(Dataset excerpts):
[Start]
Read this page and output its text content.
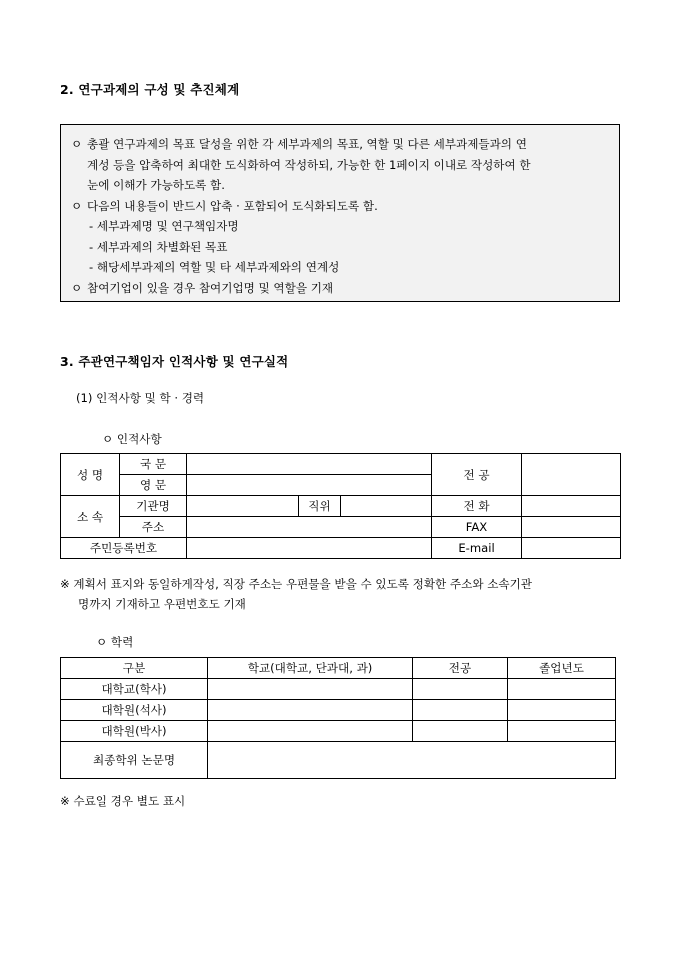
2. 연구과제의 구성 및 추진체계
ㅇ 총괄 연구과제의 목표 달성을 위한 각 세부과제의 목표, 역할 및 다른 세부과제들과의 연
계성 등을 압축하여 최대한 도식화하여 작성하되, 가능한 한 1페이지 이내로 작성하여 한
눈에 이해가 가능하도록 함.
ㅇ 다음의 내용들이 반드시 압축 · 포함되어 도식화되도록 함.
- 세부과제명 및 연구책임자명
- 세부과제의 차별화된 목표
- 해당세부과제의 역할 및 타 세부과제와의 연계성
ㅇ 참여기업이 있을 경우 참여기업명 및 역할을 기재
3. 주관연구책임자 인적사항 및 연구실적
(1) 인적사항 및 학 · 경력
ㅇ 인적사항
성 명	국 문				전 공	
	영 문					
소 속	기관명		직위		전 화	
	주소				FAX	
주민등록번호					E-mail	
※ 계획서 표지와 동일하게작성, 직장 주소는 우편물을 받을 수 있도록 정확한 주소와 소속기관
명까지 기재하고 우편번호도 기재
ㅇ 학력
구분	학교(대학교, 단과대, 과)	전공	졸업년도
대학교(학사)			
대학원(석사)			
대학원(박사)			
최종학위 논문명			
※ 수료일 경우 별도 표시
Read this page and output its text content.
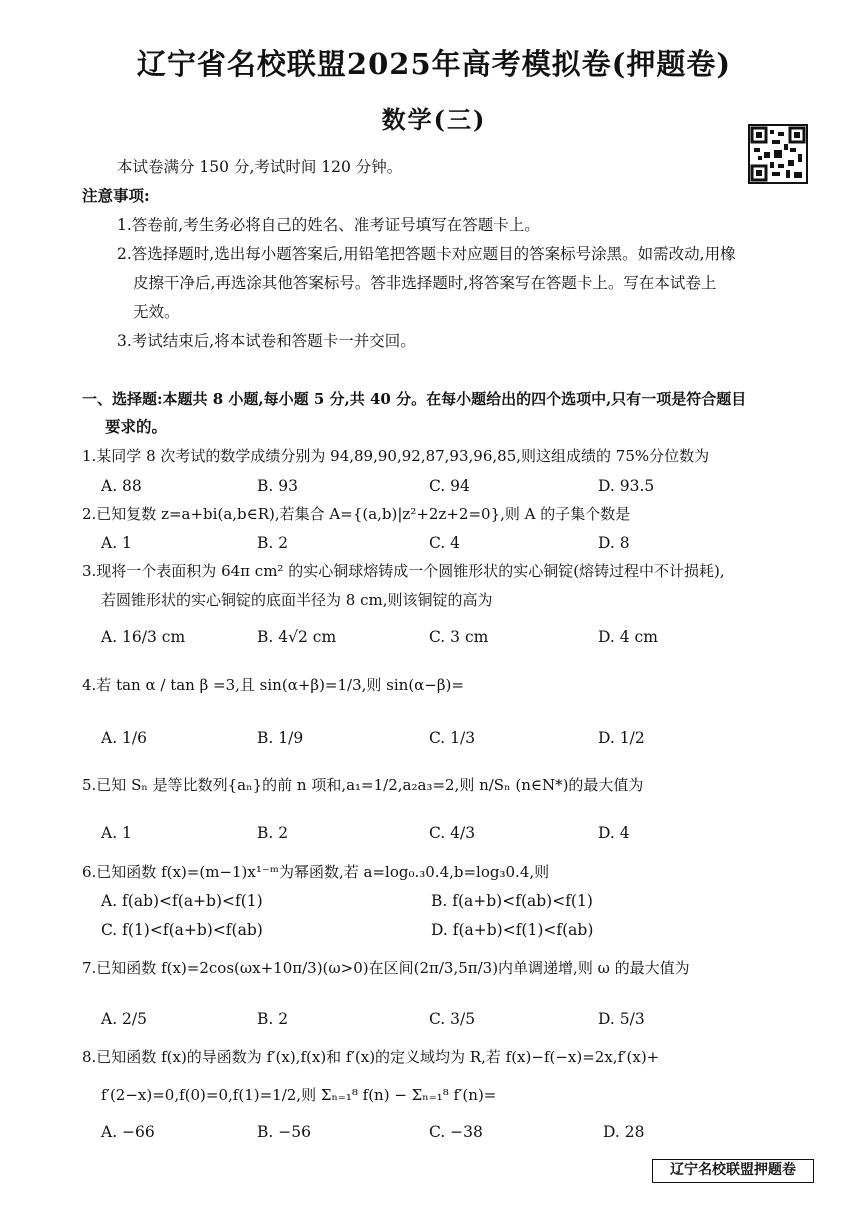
辽宁省名校联盟2025年高考模拟卷(押题卷)
数学(三)
本试卷满分 150 分,考试时间 120 分钟。
注意事项:
1.答卷前,考生务必将自己的姓名、准考证号填写在答题卡上。
2.答选择题时,选出每小题答案后,用铅笔把答题卡对应题目的答案标号涂黑。如需改动,用橡
皮擦干净后,再选涂其他答案标号。答非选择题时,将答案写在答题卡上。写在本试卷上
无效。
3.考试结束后,将本试卷和答题卡一并交回。
一、选择题:本题共 8 小题,每小题 5 分,共 40 分。在每小题给出的四个选项中,只有一项是符合题目
要求的。
1.某同学 8 次考试的数学成绩分别为 94,89,90,92,87,93,96,85,则这组成绩的 75%分位数为
A. 88	B. 93	C. 94	D. 93.5
2.已知复数 z=a+bi(a,b∈R),若集合 A={(a,b)|z²+2z+2=0},则 A 的子集个数是
A. 1	B. 2	C. 4	D. 8
3.现将一个表面积为 64π cm² 的实心铜球熔铸成一个圆锥形状的实心铜锭(熔铸过程中不计损耗),
若圆锥形状的实心铜锭的底面半径为 8 cm,则该铜锭的高为
A. 16/3 cm	B. 4√2 cm	C. 3 cm	D. 4 cm
4.若 tan α / tan β =3,且 sin(α+β)=1/3,则 sin(α−β)=
A. 1/6	B. 1/9	C. 1/3	D. 1/2
5.已知 Sₙ 是等比数列{aₙ}的前 n 项和,a₁=1/2,a₂a₃=2,则 n/Sₙ (n∈N*)的最大值为
A. 1	B. 2	C. 4/3	D. 4
6.已知函数 f(x)=(m−1)x¹⁻ᵐ为幂函数,若 a=log₀.₃0.4,b=log₃0.4,则
A. f(ab)<f(a+b)<f(1)	B. f(a+b)<f(ab)<f(1)
C. f(1)<f(a+b)<f(ab)	D. f(a+b)<f(1)<f(ab)
7.已知函数 f(x)=2cos(ωx+10π/3)(ω>0)在区间(2π/3,5π/3)内单调递增,则 ω 的最大值为
A. 2/5	B. 2	C. 3/5	D. 5/3
8.已知函数 f(x)的导函数为 f′(x),f(x)和 f′(x)的定义域均为 R,若 f(x)−f(−x)=2x,f′(x)+
f′(2−x)=0,f(0)=0,f(1)=1/2,则 Σₙ₌₁⁸ f(n) − Σₙ₌₁⁸ f′(n)=
A. −66	B. −56	C. −38	D. 28
辽宁名校联盟押题卷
[End]
(The exercise): Using the data above, write out every line exactly, leaving the images behind.

(Task solution):
Read this page and output its text content.
2. 연구과제의 구성 및 추진체계
ㅇ 총괄 연구과제의 목표 달성을 위한 각 세부과제의 목표, 역할 및 다른 세부과제들과의 연
계성 등을 압축하여 최대한 도식화하여 작성하되, 가능한 한 1페이지 이내로 작성하여 한
눈에 이해가 가능하도록 함.
ㅇ 다음의 내용들이 반드시 압축 · 포함되어 도식화되도록 함.
- 세부과제명 및 연구책임자명
- 세부과제의 차별화된 목표
- 해당세부과제의 역할 및 타 세부과제와의 연계성
ㅇ 참여기업이 있을 경우 참여기업명 및 역할을 기재
3. 주관연구책임자 인적사항 및 연구실적
(1) 인적사항 및 학 · 경력
ㅇ 인적사항
성 명	국 문				전 공	
	영 문					
소 속	기관명		직위		전 화	
	주소				FAX	
주민등록번호					E-mail	
※ 계획서 표지와 동일하게작성, 직장 주소는 우편물을 받을 수 있도록 정확한 주소와 소속기관
명까지 기재하고 우편번호도 기재
ㅇ 학력
구분	학교(대학교, 단과대, 과)	전공	졸업년도
대학교(학사)			
대학원(석사)			
대학원(박사)			
최종학위 논문명			
※ 수료일 경우 별도 표시
Read this page and output its text content.
辽宁省名校联盟2025年高考模拟卷(押题卷)
数学(三)
本试卷满分 150 分,考试时间 120 分钟。
注意事项:
1.答卷前,考生务必将自己的姓名、准考证号填写在答题卡上。
2.答选择题时,选出每小题答案后,用铅笔把答题卡对应题目的答案标号涂黑。如需改动,用橡
皮擦干净后,再选涂其他答案标号。答非选择题时,将答案写在答题卡上。写在本试卷上
无效。
3.考试结束后,将本试卷和答题卡一并交回。
一、选择题:本题共 8 小题,每小题 5 分,共 40 分。在每小题给出的四个选项中,只有一项是符合题目
要求的。
1.某同学 8 次考试的数学成绩分别为 94,89,90,92,87,93,96,85,则这组成绩的 75%分位数为
A. 88	B. 93	C. 94	D. 93.5
2.已知复数 z=a+bi(a,b∈R),若集合 A={(a,b)|z²+2z+2=0},则 A 的子集个数是
A. 1	B. 2	C. 4	D. 8
3.现将一个表面积为 64π cm² 的实心铜球熔铸成一个圆锥形状的实心铜锭(熔铸过程中不计损耗),
若圆锥形状的实心铜锭的底面半径为 8 cm,则该铜锭的高为
A. 16/3 cm	B. 4√2 cm	C. 3 cm	D. 4 cm
4.若 tan α / tan β =3,且 sin(α+β)=1/3,则 sin(α−β)=
A. 1/6	B. 1/9	C. 1/3	D. 1/2
5.已知 Sₙ 是等比数列{aₙ}的前 n 项和,a₁=1/2,a₂a₃=2,则 n/Sₙ (n∈N*)的最大值为
A. 1	B. 2	C. 4/3	D. 4
6.已知函数 f(x)=(m−1)x¹⁻ᵐ为幂函数,若 a=log₀.₃0.4,b=log₃0.4,则
A. f(ab)<f(a+b)<f(1)	B. f(a+b)<f(ab)<f(1)
C. f(1)<f(a+b)<f(ab)	D. f(a+b)<f(1)<f(ab)
7.已知函数 f(x)=2cos(ωx+10π/3)(ω>0)在区间(2π/3,5π/3)内单调递增,则 ω 的最大值为
A. 2/5	B. 2	C. 3/5	D. 5/3
8.已知函数 f(x)的导函数为 f′(x),f(x)和 f′(x)的定义域均为 R,若 f(x)−f(−x)=2x,f′(x)+
f′(2−x)=0,f(0)=0,f(1)=1/2,则 Σₙ₌₁⁸ f(n) − Σₙ₌₁⁸ f′(n)=
A. −66	B. −56	C. −38	D. 28
辽宁名校联盟押题卷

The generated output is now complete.